* BEGIN *

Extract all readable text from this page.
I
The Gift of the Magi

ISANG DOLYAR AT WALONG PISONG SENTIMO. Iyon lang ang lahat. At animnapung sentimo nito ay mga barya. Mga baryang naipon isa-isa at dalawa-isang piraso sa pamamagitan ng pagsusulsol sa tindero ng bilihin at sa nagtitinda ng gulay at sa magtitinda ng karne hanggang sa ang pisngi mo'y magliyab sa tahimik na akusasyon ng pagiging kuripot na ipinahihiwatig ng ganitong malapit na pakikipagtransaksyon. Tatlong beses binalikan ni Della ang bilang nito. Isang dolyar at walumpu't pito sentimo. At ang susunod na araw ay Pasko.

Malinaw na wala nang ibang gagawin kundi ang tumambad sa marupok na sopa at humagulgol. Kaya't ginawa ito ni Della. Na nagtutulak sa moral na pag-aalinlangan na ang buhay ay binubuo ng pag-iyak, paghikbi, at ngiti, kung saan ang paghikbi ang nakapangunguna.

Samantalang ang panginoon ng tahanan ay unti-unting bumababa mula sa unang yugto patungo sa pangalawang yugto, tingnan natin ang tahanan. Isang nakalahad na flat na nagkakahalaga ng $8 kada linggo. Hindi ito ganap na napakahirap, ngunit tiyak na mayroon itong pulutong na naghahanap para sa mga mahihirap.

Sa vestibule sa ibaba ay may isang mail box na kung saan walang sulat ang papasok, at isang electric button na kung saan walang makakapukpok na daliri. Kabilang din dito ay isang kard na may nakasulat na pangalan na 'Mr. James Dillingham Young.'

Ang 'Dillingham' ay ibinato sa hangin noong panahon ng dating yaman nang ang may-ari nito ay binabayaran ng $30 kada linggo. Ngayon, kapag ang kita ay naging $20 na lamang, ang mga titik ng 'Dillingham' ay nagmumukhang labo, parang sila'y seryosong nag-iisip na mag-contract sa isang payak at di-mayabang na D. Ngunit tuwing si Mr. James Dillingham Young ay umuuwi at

* END *

## TASK
Output each entry precisely as given.

## SOLUTION TO THIS TASK
Extract all readable text from this page.
I
The Gift of the Magi

ISANG DOLYAR AT WALONG PISONG SENTIMO. Iyon lang ang lahat. At animnapung sentimo nito ay mga barya. Mga baryang naipon isa-isa at dalawa-isang piraso sa pamamagitan ng pagsusulsol sa tindero ng bilihin at sa nagtitinda ng gulay at sa magtitinda ng karne hanggang sa ang pisngi mo'y magliyab sa tahimik na akusasyon ng pagiging kuripot na ipinahihiwatig ng ganitong malapit na pakikipagtransaksyon. Tatlong beses binalikan ni Della ang bilang nito. Isang dolyar at walumpu't pito sentimo. At ang susunod na araw ay Pasko.

Malinaw na wala nang ibang gagawin kundi ang tumambad sa marupok na sopa at humagulgol. Kaya't ginawa ito ni Della. Na nagtutulak sa moral na pag-aalinlangan na ang buhay ay binubuo ng pag-iyak, paghikbi, at ngiti, kung saan ang paghikbi ang nakapangunguna.

Samantalang ang panginoon ng tahanan ay unti-unting bumababa mula sa unang yugto patungo sa pangalawang yugto, tingnan natin ang tahanan. Isang nakalahad na flat na nagkakahalaga ng $8 kada linggo. Hindi ito ganap na napakahirap, ngunit tiyak na mayroon itong pulutong na naghahanap para sa mga mahihirap.

Sa vestibule sa ibaba ay may isang mail box na kung saan walang sulat ang papasok, at isang electric button na kung saan walang makakapukpok na daliri. Kabilang din dito ay isang kard na may nakasulat na pangalan na 'Mr. James Dillingham Young.'

Ang 'Dillingham' ay ibinato sa hangin noong panahon ng dating yaman nang ang may-ari nito ay binabayaran ng $30 kada linggo. Ngayon, kapag ang kita ay naging $20 na lamang, ang mga titik ng 'Dillingham' ay nagmumukhang labo, parang sila'y seryosong nag-iisip na mag-contract sa isang payak at di-mayabang na D. Ngunit tuwing si Mr. James Dillingham Young ay umuuwi at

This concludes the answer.